* What you should do *
Print, exactly and completely, every entry in the data.
---------- Record set
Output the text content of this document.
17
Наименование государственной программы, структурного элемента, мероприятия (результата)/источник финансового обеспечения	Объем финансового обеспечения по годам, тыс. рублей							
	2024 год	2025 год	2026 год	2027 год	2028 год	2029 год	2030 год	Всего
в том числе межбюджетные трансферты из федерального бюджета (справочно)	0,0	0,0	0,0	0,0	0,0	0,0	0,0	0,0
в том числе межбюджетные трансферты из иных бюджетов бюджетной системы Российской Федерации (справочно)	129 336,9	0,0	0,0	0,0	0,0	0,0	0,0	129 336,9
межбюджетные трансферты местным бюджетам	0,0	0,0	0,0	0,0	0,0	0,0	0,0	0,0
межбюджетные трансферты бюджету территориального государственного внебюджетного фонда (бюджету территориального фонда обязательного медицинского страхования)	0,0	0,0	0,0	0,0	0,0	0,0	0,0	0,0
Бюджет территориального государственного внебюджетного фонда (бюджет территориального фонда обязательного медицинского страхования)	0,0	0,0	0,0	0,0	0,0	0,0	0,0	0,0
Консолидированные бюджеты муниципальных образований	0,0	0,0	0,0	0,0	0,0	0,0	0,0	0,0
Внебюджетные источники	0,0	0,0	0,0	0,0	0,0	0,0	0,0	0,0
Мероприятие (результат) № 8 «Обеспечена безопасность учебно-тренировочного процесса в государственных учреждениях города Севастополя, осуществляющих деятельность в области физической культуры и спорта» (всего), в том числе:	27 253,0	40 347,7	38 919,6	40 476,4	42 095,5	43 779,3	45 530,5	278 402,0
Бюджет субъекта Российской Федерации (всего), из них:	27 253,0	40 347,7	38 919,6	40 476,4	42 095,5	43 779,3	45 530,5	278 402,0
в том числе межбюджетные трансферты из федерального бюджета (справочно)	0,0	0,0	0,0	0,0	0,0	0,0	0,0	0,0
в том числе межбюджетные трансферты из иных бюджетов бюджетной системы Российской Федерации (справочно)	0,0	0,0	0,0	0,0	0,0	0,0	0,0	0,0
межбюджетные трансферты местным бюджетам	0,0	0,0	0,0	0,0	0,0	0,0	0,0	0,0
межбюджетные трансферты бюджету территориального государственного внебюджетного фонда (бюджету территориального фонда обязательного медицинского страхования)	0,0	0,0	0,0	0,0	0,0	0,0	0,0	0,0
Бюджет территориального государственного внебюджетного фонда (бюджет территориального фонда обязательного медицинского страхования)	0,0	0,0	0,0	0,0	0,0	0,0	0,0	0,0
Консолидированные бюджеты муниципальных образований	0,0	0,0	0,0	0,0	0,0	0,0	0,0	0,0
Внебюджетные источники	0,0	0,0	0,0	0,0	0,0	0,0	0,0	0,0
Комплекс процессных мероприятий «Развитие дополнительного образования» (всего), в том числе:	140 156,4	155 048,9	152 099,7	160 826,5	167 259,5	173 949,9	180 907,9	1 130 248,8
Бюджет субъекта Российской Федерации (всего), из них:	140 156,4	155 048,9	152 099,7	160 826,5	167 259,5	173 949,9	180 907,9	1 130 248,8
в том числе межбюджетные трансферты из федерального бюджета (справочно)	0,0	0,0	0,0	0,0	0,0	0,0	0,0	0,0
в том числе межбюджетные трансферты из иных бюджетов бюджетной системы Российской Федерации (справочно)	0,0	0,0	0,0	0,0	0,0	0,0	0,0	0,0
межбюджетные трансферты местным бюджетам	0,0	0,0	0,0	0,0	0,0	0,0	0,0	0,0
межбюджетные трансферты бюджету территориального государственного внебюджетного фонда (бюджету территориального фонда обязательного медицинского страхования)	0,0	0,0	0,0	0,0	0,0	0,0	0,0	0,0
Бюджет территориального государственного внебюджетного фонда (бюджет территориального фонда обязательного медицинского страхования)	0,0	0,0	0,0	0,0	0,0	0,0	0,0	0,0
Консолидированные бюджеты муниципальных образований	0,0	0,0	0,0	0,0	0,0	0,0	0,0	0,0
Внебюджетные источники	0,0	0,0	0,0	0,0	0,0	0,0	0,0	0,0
--------------------
* Task result *
Output the text content of this document.
17
Наименование государственной программы, структурного элемента, мероприятия (результата)/источник финансового обеспечения	Объем финансового обеспечения по годам, тыс. рублей							
	2024 год	2025 год	2026 год	2027 год	2028 год	2029 год	2030 год	Всего
в том числе межбюджетные трансферты из федерального бюджета (справочно)	0,0	0,0	0,0	0,0	0,0	0,0	0,0	0,0
в том числе межбюджетные трансферты из иных бюджетов бюджетной системы Российской Федерации (справочно)	129 336,9	0,0	0,0	0,0	0,0	0,0	0,0	129 336,9
межбюджетные трансферты местным бюджетам	0,0	0,0	0,0	0,0	0,0	0,0	0,0	0,0
межбюджетные трансферты бюджету территориального государственного внебюджетного фонда (бюджету территориального фонда обязательного медицинского страхования)	0,0	0,0	0,0	0,0	0,0	0,0	0,0	0,0
Бюджет территориального государственного внебюджетного фонда (бюджет территориального фонда обязательного медицинского страхования)	0,0	0,0	0,0	0,0	0,0	0,0	0,0	0,0
Консолидированные бюджеты муниципальных образований	0,0	0,0	0,0	0,0	0,0	0,0	0,0	0,0
Внебюджетные источники	0,0	0,0	0,0	0,0	0,0	0,0	0,0	0,0
Мероприятие (результат) № 8 «Обеспечена безопасность учебно-тренировочного процесса в государственных учреждениях города Севастополя, осуществляющих деятельность в области физической культуры и спорта» (всего), в том числе:	27 253,0	40 347,7	38 919,6	40 476,4	42 095,5	43 779,3	45 530,5	278 402,0
Бюджет субъекта Российской Федерации (всего), из них:	27 253,0	40 347,7	38 919,6	40 476,4	42 095,5	43 779,3	45 530,5	278 402,0
в том числе межбюджетные трансферты из федерального бюджета (справочно)	0,0	0,0	0,0	0,0	0,0	0,0	0,0	0,0
в том числе межбюджетные трансферты из иных бюджетов бюджетной системы Российской Федерации (справочно)	0,0	0,0	0,0	0,0	0,0	0,0	0,0	0,0
межбюджетные трансферты местным бюджетам	0,0	0,0	0,0	0,0	0,0	0,0	0,0	0,0
межбюджетные трансферты бюджету территориального государственного внебюджетного фонда (бюджету территориального фонда обязательного медицинского страхования)	0,0	0,0	0,0	0,0	0,0	0,0	0,0	0,0
Бюджет территориального государственного внебюджетного фонда (бюджет территориального фонда обязательного медицинского страхования)	0,0	0,0	0,0	0,0	0,0	0,0	0,0	0,0
Консолидированные бюджеты муниципальных образований	0,0	0,0	0,0	0,0	0,0	0,0	0,0	0,0
Внебюджетные источники	0,0	0,0	0,0	0,0	0,0	0,0	0,0	0,0
Комплекс процессных мероприятий «Развитие дополнительного образования» (всего), в том числе:	140 156,4	155 048,9	152 099,7	160 826,5	167 259,5	173 949,9	180 907,9	1 130 248,8
Бюджет субъекта Российской Федерации (всего), из них:	140 156,4	155 048,9	152 099,7	160 826,5	167 259,5	173 949,9	180 907,9	1 130 248,8
в том числе межбюджетные трансферты из федерального бюджета (справочно)	0,0	0,0	0,0	0,0	0,0	0,0	0,0	0,0
в том числе межбюджетные трансферты из иных бюджетов бюджетной системы Российской Федерации (справочно)	0,0	0,0	0,0	0,0	0,0	0,0	0,0	0,0
межбюджетные трансферты местным бюджетам	0,0	0,0	0,0	0,0	0,0	0,0	0,0	0,0
межбюджетные трансферты бюджету территориального государственного внебюджетного фонда (бюджету территориального фонда обязательного медицинского страхования)	0,0	0,0	0,0	0,0	0,0	0,0	0,0	0,0
Бюджет территориального государственного внебюджетного фонда (бюджет территориального фонда обязательного медицинского страхования)	0,0	0,0	0,0	0,0	0,0	0,0	0,0	0,0
Консолидированные бюджеты муниципальных образований	0,0	0,0	0,0	0,0	0,0	0,0	0,0	0,0
Внебюджетные источники	0,0	0,0	0,0	0,0	0,0	0,0	0,0	0,0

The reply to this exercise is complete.